Figure content listings:
============================================================
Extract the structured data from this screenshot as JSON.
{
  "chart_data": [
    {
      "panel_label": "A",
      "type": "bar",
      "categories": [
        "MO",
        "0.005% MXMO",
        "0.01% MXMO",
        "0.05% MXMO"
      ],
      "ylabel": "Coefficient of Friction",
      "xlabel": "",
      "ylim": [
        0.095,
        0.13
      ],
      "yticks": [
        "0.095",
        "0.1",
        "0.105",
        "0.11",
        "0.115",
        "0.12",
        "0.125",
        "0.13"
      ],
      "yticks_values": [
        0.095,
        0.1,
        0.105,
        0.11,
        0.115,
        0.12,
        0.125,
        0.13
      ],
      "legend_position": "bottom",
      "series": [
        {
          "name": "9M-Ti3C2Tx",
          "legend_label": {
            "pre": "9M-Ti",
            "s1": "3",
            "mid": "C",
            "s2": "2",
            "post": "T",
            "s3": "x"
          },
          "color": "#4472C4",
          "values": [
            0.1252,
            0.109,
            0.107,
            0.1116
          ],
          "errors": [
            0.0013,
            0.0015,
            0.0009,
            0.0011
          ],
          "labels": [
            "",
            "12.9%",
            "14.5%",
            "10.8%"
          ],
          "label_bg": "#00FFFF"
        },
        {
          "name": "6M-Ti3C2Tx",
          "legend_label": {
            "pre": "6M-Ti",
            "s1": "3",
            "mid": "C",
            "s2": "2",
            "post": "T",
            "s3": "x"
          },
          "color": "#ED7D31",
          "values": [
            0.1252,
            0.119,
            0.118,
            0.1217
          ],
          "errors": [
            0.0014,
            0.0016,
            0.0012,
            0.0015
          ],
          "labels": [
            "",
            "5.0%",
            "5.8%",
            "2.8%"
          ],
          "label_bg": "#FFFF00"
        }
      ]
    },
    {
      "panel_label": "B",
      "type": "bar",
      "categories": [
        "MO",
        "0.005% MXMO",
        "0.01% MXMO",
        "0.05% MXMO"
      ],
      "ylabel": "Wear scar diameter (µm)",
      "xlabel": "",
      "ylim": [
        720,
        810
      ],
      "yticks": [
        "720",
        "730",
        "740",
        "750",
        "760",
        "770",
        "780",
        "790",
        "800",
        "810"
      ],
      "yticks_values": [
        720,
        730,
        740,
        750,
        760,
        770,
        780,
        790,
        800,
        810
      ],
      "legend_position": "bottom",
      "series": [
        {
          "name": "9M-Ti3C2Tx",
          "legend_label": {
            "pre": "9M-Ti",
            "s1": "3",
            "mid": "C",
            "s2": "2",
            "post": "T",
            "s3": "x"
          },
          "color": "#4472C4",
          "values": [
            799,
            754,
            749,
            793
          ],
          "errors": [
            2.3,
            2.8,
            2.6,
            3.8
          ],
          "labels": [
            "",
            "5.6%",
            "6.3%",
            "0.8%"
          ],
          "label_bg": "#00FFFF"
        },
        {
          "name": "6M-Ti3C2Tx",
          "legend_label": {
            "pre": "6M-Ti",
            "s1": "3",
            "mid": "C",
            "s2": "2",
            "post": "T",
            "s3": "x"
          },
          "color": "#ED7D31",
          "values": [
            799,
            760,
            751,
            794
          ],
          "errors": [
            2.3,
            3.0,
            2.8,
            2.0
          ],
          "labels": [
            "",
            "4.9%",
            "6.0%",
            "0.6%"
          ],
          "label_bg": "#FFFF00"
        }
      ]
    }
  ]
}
============================================================
GOAL: Return every record above exactly as it appears.

RESULT OF THE TASK:
Extract the structured data from this screenshot as JSON.
{
  "chart_data": [
    {
      "panel_label": "A",
      "type": "bar",
      "categories": [
        "MO",
        "0.005% MXMO",
        "0.01% MXMO",
        "0.05% MXMO"
      ],
      "ylabel": "Coefficient of Friction",
      "xlabel": "",
      "ylim": [
        0.095,
        0.13
      ],
      "yticks": [
        "0.095",
        "0.1",
        "0.105",
        "0.11",
        "0.115",
        "0.12",
        "0.125",
        "0.13"
      ],
      "yticks_values": [
        0.095,
        0.1,
        0.105,
        0.11,
        0.115,
        0.12,
        0.125,
        0.13
      ],
      "legend_position": "bottom",
      "series": [
        {
          "name": "9M-Ti3C2Tx",
          "legend_label": {
            "pre": "9M-Ti",
            "s1": "3",
            "mid": "C",
            "s2": "2",
            "post": "T",
            "s3": "x"
          },
          "color": "#4472C4",
          "values": [
            0.1252,
            0.109,
            0.107,
            0.1116
          ],
          "errors": [
            0.0013,
            0.0015,
            0.0009,
            0.0011
          ],
          "labels": [
            "",
            "12.9%",
            "14.5%",
            "10.8%"
          ],
          "label_bg": "#00FFFF"
        },
        {
          "name": "6M-Ti3C2Tx",
          "legend_label": {
            "pre": "6M-Ti",
            "s1": "3",
            "mid": "C",
            "s2": "2",
            "post": "T",
            "s3": "x"
          },
          "color": "#ED7D31",
          "values": [
            0.1252,
            0.119,
            0.118,
            0.1217
          ],
          "errors": [
            0.0014,
            0.0016,
            0.0012,
            0.0015
          ],
          "labels": [
            "",
            "5.0%",
            "5.8%",
            "2.8%"
          ],
          "label_bg": "#FFFF00"
        }
      ]
    },
    {
      "panel_label": "B",
      "type": "bar",
      "categories": [
        "MO",
        "0.005% MXMO",
        "0.01% MXMO",
        "0.05% MXMO"
      ],
      "ylabel": "Wear scar diameter (µm)",
      "xlabel": "",
      "ylim": [
        720,
        810
      ],
      "yticks": [
        "720",
        "730",
        "740",
        "750",
        "760",
        "770",
        "780",
        "790",
        "800",
        "810"
      ],
      "yticks_values": [
        720,
        730,
        740,
        750,
        760,
        770,
        780,
        790,
        800,
        810
      ],
      "legend_position": "bottom",
      "series": [
        {
          "name": "9M-Ti3C2Tx",
          "legend_label": {
            "pre": "9M-Ti",
            "s1": "3",
            "mid": "C",
            "s2": "2",
            "post": "T",
            "s3": "x"
          },
          "color": "#4472C4",
          "values": [
            799,
            754,
            749,
            793
          ],
          "errors": [
            2.3,
            2.8,
            2.6,
            3.8
          ],
          "labels": [
            "",
            "5.6%",
            "6.3%",
            "0.8%"
          ],
          "label_bg": "#00FFFF"
        },
        {
          "name": "6M-Ti3C2Tx",
          "legend_label": {
            "pre": "6M-Ti",
            "s1": "3",
            "mid": "C",
            "s2": "2",
            "post": "T",
            "s3": "x"
          },
          "color": "#ED7D31",
          "values": [
            799,
            760,
            751,
            794
          ],
          "errors": [
            2.3,
            3.0,
            2.8,
            2.0
          ],
          "labels": [
            "",
            "4.9%",
            "6.0%",
            "0.6%"
          ],
          "label_bg": "#FFFF00"
        }
      ]
    }
  ]
}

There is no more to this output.